Git – under the hood again
Here is a continuation of my older article about git. This time, I will talk about branches and HEAD (my personal horror until I understood its true nature).
Last time I wrote about how does git handle files, changes in those and commits. In this paper I will continue this topic by focusing on other aspects.
Branches
I will start with a simple example – a new branch and, some a new file that will be committed. So before all of those preparations our .git/objects dir looked like this
$ ls .git/objects/
24/ 3b/ 51/ 5a/ 6c/ 94/ a5/ info/ pack/
afterwards:
$ ls .git/objects/
24/ 3b/ 51/ 5a/ 6c/ 94/ a5/ b8/ cd/ e0/ info/ pack/
As we know, those 'b8′, 'cd’ and 'e0′ dirs were created due to the tree, the new file blob, and the commit (all other dirs are from my previous git article).

PROBLEM 1 –
Pull out every line of the listing that contains the string "selector".
The git article and the listing come from different sources.

EXCERPTED DATA –
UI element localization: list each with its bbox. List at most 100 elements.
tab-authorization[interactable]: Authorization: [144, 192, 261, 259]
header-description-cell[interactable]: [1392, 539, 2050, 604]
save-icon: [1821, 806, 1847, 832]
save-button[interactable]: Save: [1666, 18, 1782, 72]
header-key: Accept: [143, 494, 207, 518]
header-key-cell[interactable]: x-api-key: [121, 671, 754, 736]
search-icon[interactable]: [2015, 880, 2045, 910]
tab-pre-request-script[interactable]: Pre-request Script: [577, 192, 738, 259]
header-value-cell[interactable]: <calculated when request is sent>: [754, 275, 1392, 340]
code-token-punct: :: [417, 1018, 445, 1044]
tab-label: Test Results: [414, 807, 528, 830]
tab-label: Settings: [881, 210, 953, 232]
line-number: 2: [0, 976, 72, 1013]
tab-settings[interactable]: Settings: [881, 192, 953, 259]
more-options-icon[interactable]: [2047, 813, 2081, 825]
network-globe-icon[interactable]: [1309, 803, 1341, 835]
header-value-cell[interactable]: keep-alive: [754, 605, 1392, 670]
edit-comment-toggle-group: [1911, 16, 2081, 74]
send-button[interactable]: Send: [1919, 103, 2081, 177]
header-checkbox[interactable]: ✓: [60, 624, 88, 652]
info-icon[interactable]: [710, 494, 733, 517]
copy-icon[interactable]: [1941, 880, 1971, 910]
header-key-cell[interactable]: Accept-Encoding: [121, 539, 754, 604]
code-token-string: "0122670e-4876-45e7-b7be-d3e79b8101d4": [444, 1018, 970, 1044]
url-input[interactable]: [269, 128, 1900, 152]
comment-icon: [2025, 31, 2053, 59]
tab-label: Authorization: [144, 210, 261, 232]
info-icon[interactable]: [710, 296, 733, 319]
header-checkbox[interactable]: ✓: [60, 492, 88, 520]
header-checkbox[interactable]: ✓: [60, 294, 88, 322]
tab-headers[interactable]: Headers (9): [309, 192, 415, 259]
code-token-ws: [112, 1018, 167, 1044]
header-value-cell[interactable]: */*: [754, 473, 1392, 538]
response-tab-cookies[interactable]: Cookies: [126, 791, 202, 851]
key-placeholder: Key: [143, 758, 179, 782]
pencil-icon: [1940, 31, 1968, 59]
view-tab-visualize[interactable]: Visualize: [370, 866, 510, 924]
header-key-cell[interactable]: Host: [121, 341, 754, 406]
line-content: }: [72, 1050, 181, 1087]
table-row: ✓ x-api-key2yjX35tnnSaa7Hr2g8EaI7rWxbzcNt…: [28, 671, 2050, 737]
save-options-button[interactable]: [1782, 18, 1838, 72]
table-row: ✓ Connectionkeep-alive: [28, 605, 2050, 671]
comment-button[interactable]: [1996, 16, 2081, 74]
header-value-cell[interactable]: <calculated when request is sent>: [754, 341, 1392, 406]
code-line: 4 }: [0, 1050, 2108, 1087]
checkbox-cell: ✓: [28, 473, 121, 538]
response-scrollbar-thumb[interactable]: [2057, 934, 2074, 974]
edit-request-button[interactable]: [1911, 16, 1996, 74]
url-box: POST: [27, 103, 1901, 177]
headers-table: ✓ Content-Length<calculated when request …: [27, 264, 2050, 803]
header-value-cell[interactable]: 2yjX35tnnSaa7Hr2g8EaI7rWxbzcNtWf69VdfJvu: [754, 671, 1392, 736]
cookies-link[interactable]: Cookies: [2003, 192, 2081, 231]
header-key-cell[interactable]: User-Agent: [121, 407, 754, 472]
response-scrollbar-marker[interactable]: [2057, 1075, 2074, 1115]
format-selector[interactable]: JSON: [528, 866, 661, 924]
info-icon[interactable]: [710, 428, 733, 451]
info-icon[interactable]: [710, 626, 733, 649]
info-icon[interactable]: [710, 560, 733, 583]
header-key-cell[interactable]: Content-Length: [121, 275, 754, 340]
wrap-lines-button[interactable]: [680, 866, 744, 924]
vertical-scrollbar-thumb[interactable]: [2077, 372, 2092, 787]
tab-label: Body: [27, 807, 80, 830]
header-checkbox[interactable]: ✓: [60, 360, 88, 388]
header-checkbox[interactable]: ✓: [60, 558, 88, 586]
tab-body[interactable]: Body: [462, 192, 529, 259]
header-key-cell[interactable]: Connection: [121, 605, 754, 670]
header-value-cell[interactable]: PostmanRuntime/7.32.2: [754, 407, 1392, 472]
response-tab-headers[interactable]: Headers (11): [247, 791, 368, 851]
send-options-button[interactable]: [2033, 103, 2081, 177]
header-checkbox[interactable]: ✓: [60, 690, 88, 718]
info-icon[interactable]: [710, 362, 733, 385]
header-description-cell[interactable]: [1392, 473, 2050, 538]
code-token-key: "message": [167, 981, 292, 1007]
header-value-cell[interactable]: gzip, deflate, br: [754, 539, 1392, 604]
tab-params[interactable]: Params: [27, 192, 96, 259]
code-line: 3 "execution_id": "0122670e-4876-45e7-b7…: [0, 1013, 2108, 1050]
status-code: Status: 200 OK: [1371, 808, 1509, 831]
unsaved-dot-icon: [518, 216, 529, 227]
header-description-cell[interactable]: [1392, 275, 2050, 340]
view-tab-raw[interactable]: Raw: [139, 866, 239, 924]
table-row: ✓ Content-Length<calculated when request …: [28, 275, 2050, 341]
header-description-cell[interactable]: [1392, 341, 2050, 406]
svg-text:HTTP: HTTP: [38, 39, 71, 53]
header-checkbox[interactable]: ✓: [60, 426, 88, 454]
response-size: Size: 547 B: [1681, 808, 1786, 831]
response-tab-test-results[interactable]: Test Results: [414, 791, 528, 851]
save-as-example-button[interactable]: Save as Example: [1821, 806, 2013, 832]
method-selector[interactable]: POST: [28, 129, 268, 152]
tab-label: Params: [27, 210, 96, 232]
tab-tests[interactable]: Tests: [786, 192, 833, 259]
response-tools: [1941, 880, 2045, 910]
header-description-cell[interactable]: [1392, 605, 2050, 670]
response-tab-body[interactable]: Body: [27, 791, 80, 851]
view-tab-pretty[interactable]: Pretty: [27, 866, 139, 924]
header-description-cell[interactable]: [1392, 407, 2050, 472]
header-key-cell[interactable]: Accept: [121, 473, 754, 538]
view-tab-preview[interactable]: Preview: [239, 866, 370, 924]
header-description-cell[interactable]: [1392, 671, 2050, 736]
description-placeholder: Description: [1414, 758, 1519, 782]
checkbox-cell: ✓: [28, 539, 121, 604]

PROBLEM 2 –
Please decide whether each statement agrees with the git article, answering yes or no and quoting the deciding words: (a) the author's earlier article covered how git handles files, their changes and commits; (b) the new directories came from the tree, the new file blob and the commit; (c) the author always found HEAD easy to understand.

FULL OUTPUT 1 –
format-selector[interactable]: JSON: [528, 866, 661, 924]
method-selector[interactable]: POST: [28, 129, 268, 152]

FULL OUTPUT 2 –
(a) Yes: "Last time I wrote about how does git handle files, changes in those and commits."
(b) Yes: "were created due to the tree, the new file blob, and the commit"
(c) No: "my personal horror until I understood its true nature"